▶ _Work instructions_:
Copy every line of the material below word for word.

==*==

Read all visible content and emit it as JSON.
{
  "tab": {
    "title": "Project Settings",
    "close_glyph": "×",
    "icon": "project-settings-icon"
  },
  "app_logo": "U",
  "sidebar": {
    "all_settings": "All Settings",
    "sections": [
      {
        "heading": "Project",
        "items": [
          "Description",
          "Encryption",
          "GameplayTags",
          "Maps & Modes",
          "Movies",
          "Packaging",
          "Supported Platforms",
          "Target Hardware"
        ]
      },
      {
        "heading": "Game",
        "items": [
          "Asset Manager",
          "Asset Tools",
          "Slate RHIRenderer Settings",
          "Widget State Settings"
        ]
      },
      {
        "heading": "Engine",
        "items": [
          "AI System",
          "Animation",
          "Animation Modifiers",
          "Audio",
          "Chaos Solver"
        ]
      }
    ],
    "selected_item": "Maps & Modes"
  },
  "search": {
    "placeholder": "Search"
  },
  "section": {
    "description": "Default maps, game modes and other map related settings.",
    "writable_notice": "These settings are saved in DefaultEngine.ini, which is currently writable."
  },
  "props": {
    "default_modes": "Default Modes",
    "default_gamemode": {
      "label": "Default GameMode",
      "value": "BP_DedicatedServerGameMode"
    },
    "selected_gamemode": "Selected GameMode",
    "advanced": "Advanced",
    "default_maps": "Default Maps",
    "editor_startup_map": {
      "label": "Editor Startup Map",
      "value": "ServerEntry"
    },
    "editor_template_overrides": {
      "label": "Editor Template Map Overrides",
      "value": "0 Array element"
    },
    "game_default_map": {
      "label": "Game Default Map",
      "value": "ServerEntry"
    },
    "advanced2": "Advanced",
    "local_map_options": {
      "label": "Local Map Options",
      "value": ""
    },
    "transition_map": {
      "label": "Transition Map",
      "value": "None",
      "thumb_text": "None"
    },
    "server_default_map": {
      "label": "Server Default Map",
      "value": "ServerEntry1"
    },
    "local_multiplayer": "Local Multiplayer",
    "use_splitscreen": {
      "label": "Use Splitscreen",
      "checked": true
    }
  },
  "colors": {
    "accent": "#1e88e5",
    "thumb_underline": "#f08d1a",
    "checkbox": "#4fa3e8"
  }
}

==*==

▶ _Result for this task_:
Read all visible content and emit it as JSON.
{
  "tab": {
    "title": "Project Settings",
    "close_glyph": "×",
    "icon": "project-settings-icon"
  },
  "app_logo": "U",
  "sidebar": {
    "all_settings": "All Settings",
    "sections": [
      {
        "heading": "Project",
        "items": [
          "Description",
          "Encryption",
          "GameplayTags",
          "Maps & Modes",
          "Movies",
          "Packaging",
          "Supported Platforms",
          "Target Hardware"
        ]
      },
      {
        "heading": "Game",
        "items": [
          "Asset Manager",
          "Asset Tools",
          "Slate RHIRenderer Settings",
          "Widget State Settings"
        ]
      },
      {
        "heading": "Engine",
        "items": [
          "AI System",
          "Animation",
          "Animation Modifiers",
          "Audio",
          "Chaos Solver"
        ]
      }
    ],
    "selected_item": "Maps & Modes"
  },
  "search": {
    "placeholder": "Search"
  },
  "section": {
    "description": "Default maps, game modes and other map related settings.",
    "writable_notice": "These settings are saved in DefaultEngine.ini, which is currently writable."
  },
  "props": {
    "default_modes": "Default Modes",
    "default_gamemode": {
      "label": "Default GameMode",
      "value": "BP_DedicatedServerGameMode"
    },
    "selected_gamemode": "Selected GameMode",
    "advanced": "Advanced",
    "default_maps": "Default Maps",
    "editor_startup_map": {
      "label": "Editor Startup Map",
      "value": "ServerEntry"
    },
    "editor_template_overrides": {
      "label": "Editor Template Map Overrides",
      "value": "0 Array element"
    },
    "game_default_map": {
      "label": "Game Default Map",
      "value": "ServerEntry"
    },
    "advanced2": "Advanced",
    "local_map_options": {
      "label": "Local Map Options",
      "value": ""
    },
    "transition_map": {
      "label": "Transition Map",
      "value": "None",
      "thumb_text": "None"
    },
    "server_default_map": {
      "label": "Server Default Map",
      "value": "ServerEntry1"
    },
    "local_multiplayer": "Local Multiplayer",
    "use_splitscreen": {
      "label": "Use Splitscreen",
      "checked": true
    }
  },
  "colors": {
    "accent": "#1e88e5",
    "thumb_underline": "#f08d1a",
    "checkbox": "#4fa3e8"
  }
}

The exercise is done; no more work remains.